- _Exercise objective_: Omit all images, then return the remaining material exactly as it stands.

Dataset listings of figures
━━━━━━━━━━━━━━━━

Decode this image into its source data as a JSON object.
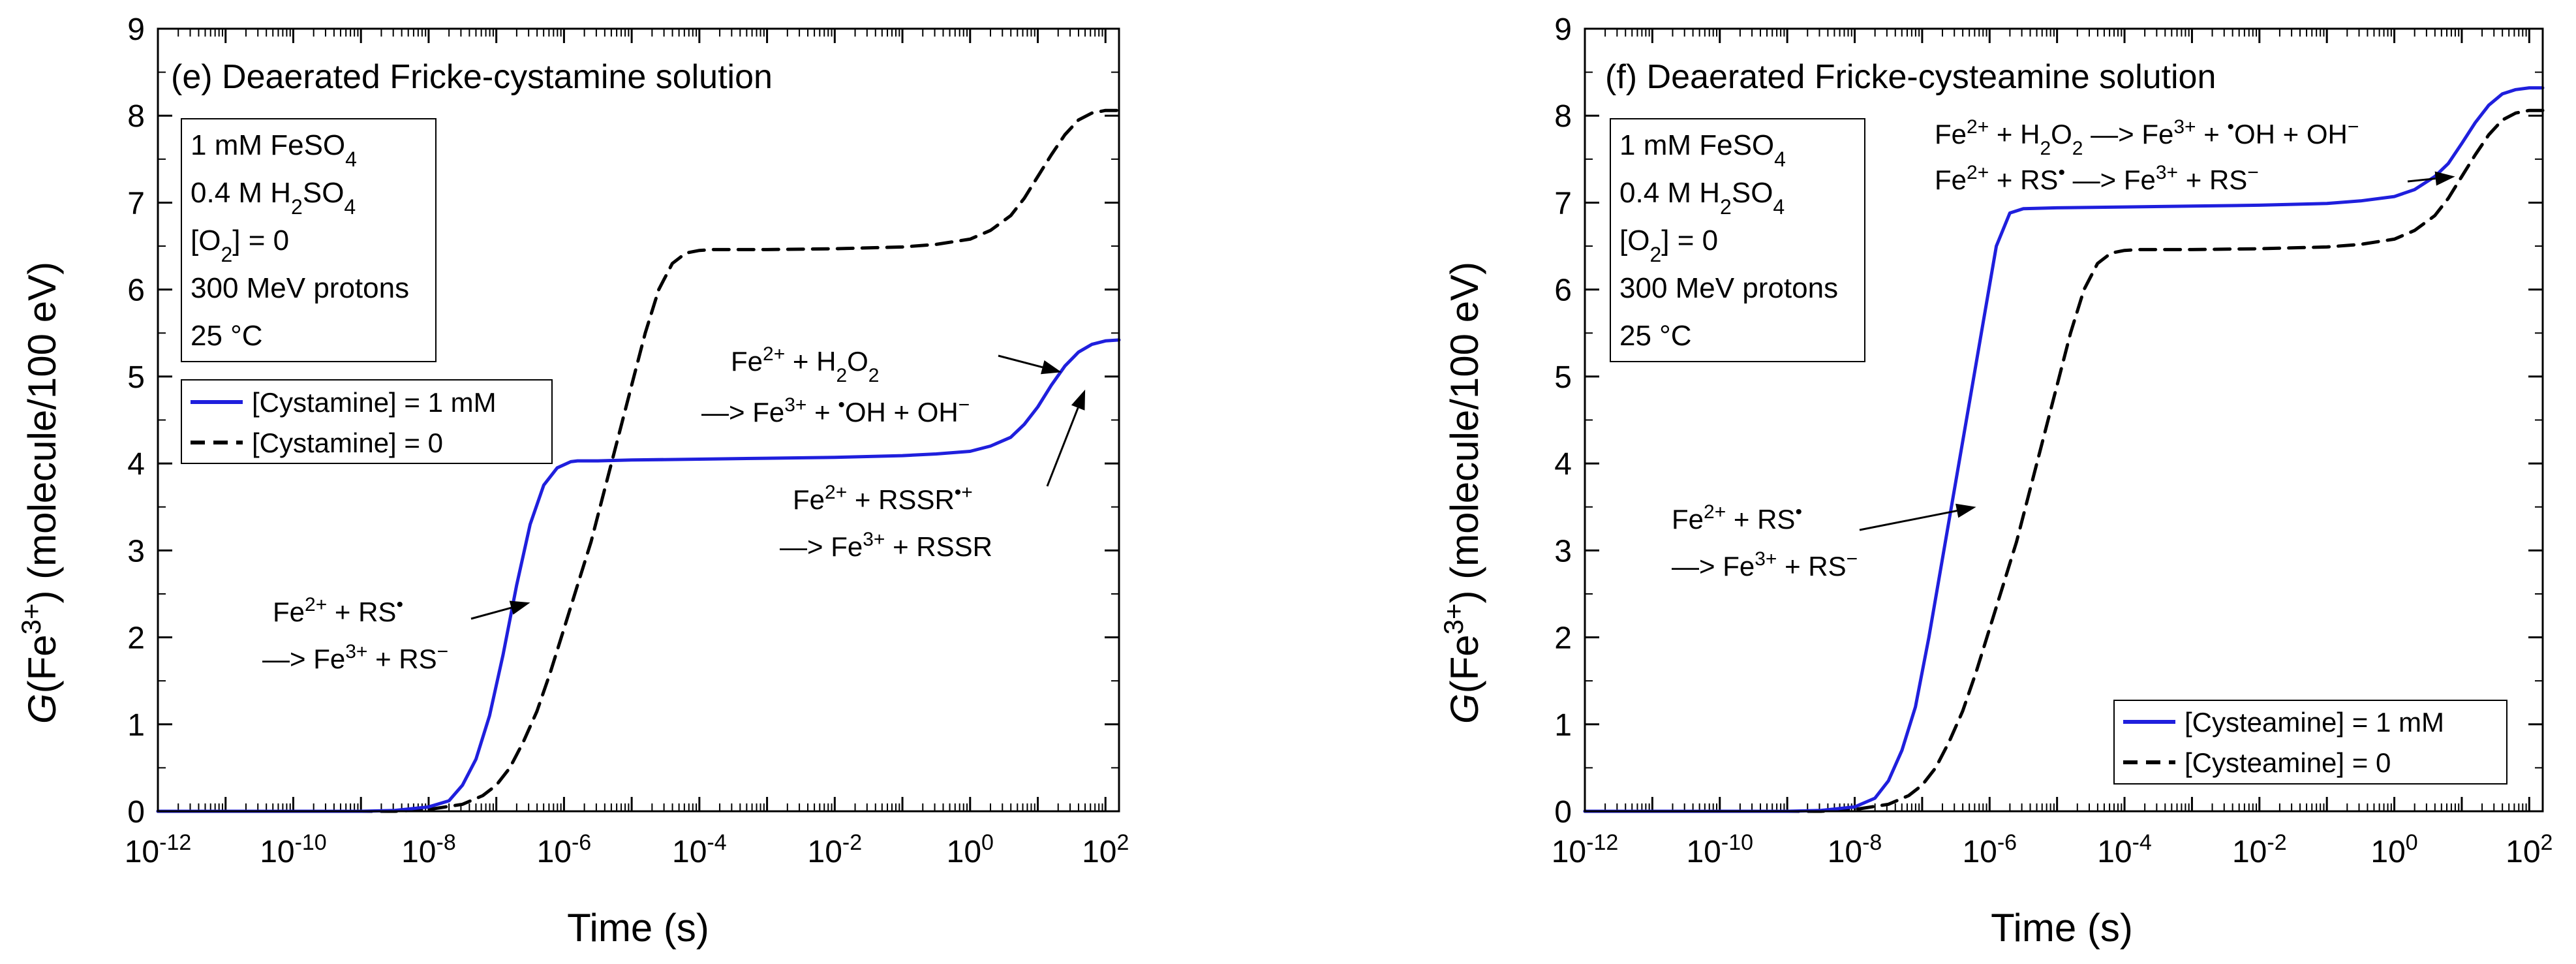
{
  "chart_data": [
    {
      "type": "line",
      "panel": "(e)",
      "title": "Deaerated Fricke-cystamine solution",
      "xlabel": "Time (s)",
      "ylabel": "G(Fe3+) (molecule/100 eV)",
      "x_scale": "log",
      "xlim_exp": [
        -12,
        2.2
      ],
      "ylim": [
        0,
        9
      ],
      "x_tick_exponents": [
        "-12",
        "-10",
        "-8",
        "-6",
        "-4",
        "-2",
        "0",
        "2"
      ],
      "x_tick_base": "10",
      "y_ticks": [
        "0",
        "1",
        "2",
        "3",
        "4",
        "5",
        "6",
        "7",
        "8",
        "9"
      ],
      "conditions": [
        "1 mM FeSO4",
        "0.4 M H2SO4",
        "[O2] = 0",
        "300 MeV protons",
        "25 °C"
      ],
      "legend": [
        "[Cystamine] = 1 mM",
        "[Cystamine] = 0"
      ],
      "series": [
        {
          "name": "[Cystamine] = 1 mM",
          "color": "#1f1fdd",
          "style": "solid",
          "log10_t": [
            -12,
            -9,
            -8.5,
            -8,
            -7.7,
            -7.5,
            -7.3,
            -7.1,
            -6.9,
            -6.7,
            -6.5,
            -6.3,
            -6.1,
            -5.9,
            -5.8,
            -5.5,
            -5,
            -4,
            -3,
            -2,
            -1,
            -0.5,
            0,
            0.3,
            0.6,
            0.8,
            1,
            1.2,
            1.4,
            1.6,
            1.8,
            2,
            2.2
          ],
          "values": [
            0,
            0,
            0.01,
            0.05,
            0.12,
            0.3,
            0.6,
            1.1,
            1.8,
            2.6,
            3.3,
            3.75,
            3.95,
            4.02,
            4.03,
            4.03,
            4.04,
            4.05,
            4.06,
            4.07,
            4.09,
            4.11,
            4.14,
            4.2,
            4.3,
            4.45,
            4.65,
            4.9,
            5.12,
            5.28,
            5.37,
            5.41,
            5.42
          ]
        },
        {
          "name": "[Cystamine] = 0",
          "color": "#000000",
          "style": "dashed",
          "log10_t": [
            -12,
            -8.5,
            -8,
            -7.5,
            -7.2,
            -7,
            -6.8,
            -6.6,
            -6.4,
            -6.2,
            -6,
            -5.8,
            -5.6,
            -5.4,
            -5.2,
            -5,
            -4.8,
            -4.6,
            -4.4,
            -4.2,
            -4,
            -3.8,
            -3.5,
            -3,
            -2,
            -1,
            -0.5,
            0,
            0.3,
            0.6,
            0.8,
            1,
            1.2,
            1.4,
            1.6,
            1.8,
            2,
            2.2
          ],
          "values": [
            0,
            0,
            0.02,
            0.08,
            0.18,
            0.3,
            0.5,
            0.8,
            1.15,
            1.6,
            2.1,
            2.6,
            3.1,
            3.7,
            4.3,
            4.9,
            5.5,
            6.0,
            6.3,
            6.42,
            6.45,
            6.46,
            6.46,
            6.46,
            6.47,
            6.49,
            6.52,
            6.58,
            6.68,
            6.85,
            7.05,
            7.3,
            7.55,
            7.78,
            7.95,
            8.03,
            8.06,
            8.06
          ]
        }
      ],
      "annotations": [
        {
          "lines": [
            "Fe2+ + H2O2",
            "—> Fe3+ + •OH + OH−"
          ],
          "arrow_to": [
            1.35,
            5.05
          ]
        },
        {
          "lines": [
            "Fe2+ + RSSR•+",
            "—> Fe3+ + RSSR"
          ],
          "arrow_to": [
            1.7,
            4.85
          ]
        },
        {
          "lines": [
            "Fe2+ + RS•",
            "—> Fe3+ + RS−"
          ],
          "arrow_to": [
            -6.5,
            2.4
          ]
        }
      ]
    },
    {
      "type": "line",
      "panel": "(f)",
      "title": "Deaerated Fricke-cysteamine solution",
      "xlabel": "Time (s)",
      "ylabel": "G(Fe3+) (molecule/100 eV)",
      "x_scale": "log",
      "xlim_exp": [
        -12,
        2.2
      ],
      "ylim": [
        0,
        9
      ],
      "x_tick_exponents": [
        "-12",
        "-10",
        "-8",
        "-6",
        "-4",
        "-2",
        "0",
        "2"
      ],
      "x_tick_base": "10",
      "y_ticks": [
        "0",
        "1",
        "2",
        "3",
        "4",
        "5",
        "6",
        "7",
        "8",
        "9"
      ],
      "conditions": [
        "1 mM FeSO4",
        "0.4 M H2SO4",
        "[O2] = 0",
        "300 MeV protons",
        "25 °C"
      ],
      "legend": [
        "[Cysteamine] = 1 mM",
        "[Cysteamine] = 0"
      ],
      "series": [
        {
          "name": "[Cysteamine] = 1 mM",
          "color": "#1f1fdd",
          "style": "solid",
          "log10_t": [
            -12,
            -9,
            -8.5,
            -8,
            -7.7,
            -7.5,
            -7.3,
            -7.1,
            -6.9,
            -6.7,
            -6.5,
            -6.3,
            -6.1,
            -5.9,
            -5.7,
            -5.5,
            -5,
            -4,
            -3,
            -2,
            -1,
            -0.5,
            0,
            0.3,
            0.6,
            0.8,
            1,
            1.2,
            1.4,
            1.6,
            1.8,
            2,
            2.2
          ],
          "values": [
            0,
            0,
            0.01,
            0.05,
            0.15,
            0.35,
            0.7,
            1.2,
            2.0,
            2.9,
            3.8,
            4.7,
            5.6,
            6.5,
            6.88,
            6.93,
            6.94,
            6.95,
            6.96,
            6.97,
            6.99,
            7.02,
            7.07,
            7.15,
            7.3,
            7.45,
            7.68,
            7.92,
            8.12,
            8.25,
            8.3,
            8.32,
            8.32
          ]
        },
        {
          "name": "[Cysteamine] = 0",
          "color": "#000000",
          "style": "dashed",
          "log10_t": [
            -12,
            -8.5,
            -8,
            -7.5,
            -7.2,
            -7,
            -6.8,
            -6.6,
            -6.4,
            -6.2,
            -6,
            -5.8,
            -5.6,
            -5.4,
            -5.2,
            -5,
            -4.8,
            -4.6,
            -4.4,
            -4.2,
            -4,
            -3.8,
            -3.5,
            -3,
            -2,
            -1,
            -0.5,
            0,
            0.3,
            0.6,
            0.8,
            1,
            1.2,
            1.4,
            1.6,
            1.8,
            2,
            2.2
          ],
          "values": [
            0,
            0,
            0.02,
            0.08,
            0.18,
            0.3,
            0.5,
            0.8,
            1.15,
            1.6,
            2.1,
            2.6,
            3.1,
            3.7,
            4.3,
            4.9,
            5.5,
            6.0,
            6.3,
            6.42,
            6.45,
            6.46,
            6.46,
            6.46,
            6.47,
            6.49,
            6.52,
            6.58,
            6.68,
            6.85,
            7.05,
            7.3,
            7.55,
            7.78,
            7.95,
            8.03,
            8.06,
            8.06
          ]
        }
      ],
      "annotations": [
        {
          "lines": [
            "Fe2+ + H2O2 —> Fe3+ + •OH + OH−",
            "Fe2+ + RS• —> Fe3+ + RS−"
          ],
          "arrow_to": [
            0.9,
            7.3
          ]
        },
        {
          "lines": [
            "Fe2+ + RS•",
            "—> Fe3+ + RS−"
          ],
          "arrow_to": [
            -6.2,
            3.5
          ]
        }
      ]
    }
  ]
}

━━━━━━━━━━━━━━━━

- _The solution_:
Decode this image into its source data as a JSON object.
{
  "chart_data": [
    {
      "type": "line",
      "panel": "(e)",
      "title": "Deaerated Fricke-cystamine solution",
      "xlabel": "Time (s)",
      "ylabel": "G(Fe3+) (molecule/100 eV)",
      "x_scale": "log",
      "xlim_exp": [
        -12,
        2.2
      ],
      "ylim": [
        0,
        9
      ],
      "x_tick_exponents": [
        "-12",
        "-10",
        "-8",
        "-6",
        "-4",
        "-2",
        "0",
        "2"
      ],
      "x_tick_base": "10",
      "y_ticks": [
        "0",
        "1",
        "2",
        "3",
        "4",
        "5",
        "6",
        "7",
        "8",
        "9"
      ],
      "conditions": [
        "1 mM FeSO4",
        "0.4 M H2SO4",
        "[O2] = 0",
        "300 MeV protons",
        "25 °C"
      ],
      "legend": [
        "[Cystamine] = 1 mM",
        "[Cystamine] = 0"
      ],
      "series": [
        {
          "name": "[Cystamine] = 1 mM",
          "color": "#1f1fdd",
          "style": "solid",
          "log10_t": [
            -12,
            -9,
            -8.5,
            -8,
            -7.7,
            -7.5,
            -7.3,
            -7.1,
            -6.9,
            -6.7,
            -6.5,
            -6.3,
            -6.1,
            -5.9,
            -5.8,
            -5.5,
            -5,
            -4,
            -3,
            -2,
            -1,
            -0.5,
            0,
            0.3,
            0.6,
            0.8,
            1,
            1.2,
            1.4,
            1.6,
            1.8,
            2,
            2.2
          ],
          "values": [
            0,
            0,
            0.01,
            0.05,
            0.12,
            0.3,
            0.6,
            1.1,
            1.8,
            2.6,
            3.3,
            3.75,
            3.95,
            4.02,
            4.03,
            4.03,
            4.04,
            4.05,
            4.06,
            4.07,
            4.09,
            4.11,
            4.14,
            4.2,
            4.3,
            4.45,
            4.65,
            4.9,
            5.12,
            5.28,
            5.37,
            5.41,
            5.42
          ]
        },
        {
          "name": "[Cystamine] = 0",
          "color": "#000000",
          "style": "dashed",
          "log10_t": [
            -12,
            -8.5,
            -8,
            -7.5,
            -7.2,
            -7,
            -6.8,
            -6.6,
            -6.4,
            -6.2,
            -6,
            -5.8,
            -5.6,
            -5.4,
            -5.2,
            -5,
            -4.8,
            -4.6,
            -4.4,
            -4.2,
            -4,
            -3.8,
            -3.5,
            -3,
            -2,
            -1,
            -0.5,
            0,
            0.3,
            0.6,
            0.8,
            1,
            1.2,
            1.4,
            1.6,
            1.8,
            2,
            2.2
          ],
          "values": [
            0,
            0,
            0.02,
            0.08,
            0.18,
            0.3,
            0.5,
            0.8,
            1.15,
            1.6,
            2.1,
            2.6,
            3.1,
            3.7,
            4.3,
            4.9,
            5.5,
            6.0,
            6.3,
            6.42,
            6.45,
            6.46,
            6.46,
            6.46,
            6.47,
            6.49,
            6.52,
            6.58,
            6.68,
            6.85,
            7.05,
            7.3,
            7.55,
            7.78,
            7.95,
            8.03,
            8.06,
            8.06
          ]
        }
      ],
      "annotations": [
        {
          "lines": [
            "Fe2+ + H2O2",
            "—> Fe3+ + •OH + OH−"
          ],
          "arrow_to": [
            1.35,
            5.05
          ]
        },
        {
          "lines": [
            "Fe2+ + RSSR•+",
            "—> Fe3+ + RSSR"
          ],
          "arrow_to": [
            1.7,
            4.85
          ]
        },
        {
          "lines": [
            "Fe2+ + RS•",
            "—> Fe3+ + RS−"
          ],
          "arrow_to": [
            -6.5,
            2.4
          ]
        }
      ]
    },
    {
      "type": "line",
      "panel": "(f)",
      "title": "Deaerated Fricke-cysteamine solution",
      "xlabel": "Time (s)",
      "ylabel": "G(Fe3+) (molecule/100 eV)",
      "x_scale": "log",
      "xlim_exp": [
        -12,
        2.2
      ],
      "ylim": [
        0,
        9
      ],
      "x_tick_exponents": [
        "-12",
        "-10",
        "-8",
        "-6",
        "-4",
        "-2",
        "0",
        "2"
      ],
      "x_tick_base": "10",
      "y_ticks": [
        "0",
        "1",
        "2",
        "3",
        "4",
        "5",
        "6",
        "7",
        "8",
        "9"
      ],
      "conditions": [
        "1 mM FeSO4",
        "0.4 M H2SO4",
        "[O2] = 0",
        "300 MeV protons",
        "25 °C"
      ],
      "legend": [
        "[Cysteamine] = 1 mM",
        "[Cysteamine] = 0"
      ],
      "series": [
        {
          "name": "[Cysteamine] = 1 mM",
          "color": "#1f1fdd",
          "style": "solid",
          "log10_t": [
            -12,
            -9,
            -8.5,
            -8,
            -7.7,
            -7.5,
            -7.3,
            -7.1,
            -6.9,
            -6.7,
            -6.5,
            -6.3,
            -6.1,
            -5.9,
            -5.7,
            -5.5,
            -5,
            -4,
            -3,
            -2,
            -1,
            -0.5,
            0,
            0.3,
            0.6,
            0.8,
            1,
            1.2,
            1.4,
            1.6,
            1.8,
            2,
            2.2
          ],
          "values": [
            0,
            0,
            0.01,
            0.05,
            0.15,
            0.35,
            0.7,
            1.2,
            2.0,
            2.9,
            3.8,
            4.7,
            5.6,
            6.5,
            6.88,
            6.93,
            6.94,
            6.95,
            6.96,
            6.97,
            6.99,
            7.02,
            7.07,
            7.15,
            7.3,
            7.45,
            7.68,
            7.92,
            8.12,
            8.25,
            8.3,
            8.32,
            8.32
          ]
        },
        {
          "name": "[Cysteamine] = 0",
          "color": "#000000",
          "style": "dashed",
          "log10_t": [
            -12,
            -8.5,
            -8,
            -7.5,
            -7.2,
            -7,
            -6.8,
            -6.6,
            -6.4,
            -6.2,
            -6,
            -5.8,
            -5.6,
            -5.4,
            -5.2,
            -5,
            -4.8,
            -4.6,
            -4.4,
            -4.2,
            -4,
            -3.8,
            -3.5,
            -3,
            -2,
            -1,
            -0.5,
            0,
            0.3,
            0.6,
            0.8,
            1,
            1.2,
            1.4,
            1.6,
            1.8,
            2,
            2.2
          ],
          "values": [
            0,
            0,
            0.02,
            0.08,
            0.18,
            0.3,
            0.5,
            0.8,
            1.15,
            1.6,
            2.1,
            2.6,
            3.1,
            3.7,
            4.3,
            4.9,
            5.5,
            6.0,
            6.3,
            6.42,
            6.45,
            6.46,
            6.46,
            6.46,
            6.47,
            6.49,
            6.52,
            6.58,
            6.68,
            6.85,
            7.05,
            7.3,
            7.55,
            7.78,
            7.95,
            8.03,
            8.06,
            8.06
          ]
        }
      ],
      "annotations": [
        {
          "lines": [
            "Fe2+ + H2O2 —> Fe3+ + •OH + OH−",
            "Fe2+ + RS• —> Fe3+ + RS−"
          ],
          "arrow_to": [
            0.9,
            7.3
          ]
        },
        {
          "lines": [
            "Fe2+ + RS•",
            "—> Fe3+ + RS−"
          ],
          "arrow_to": [
            -6.2,
            3.5
          ]
        }
      ]
    }
  ]
}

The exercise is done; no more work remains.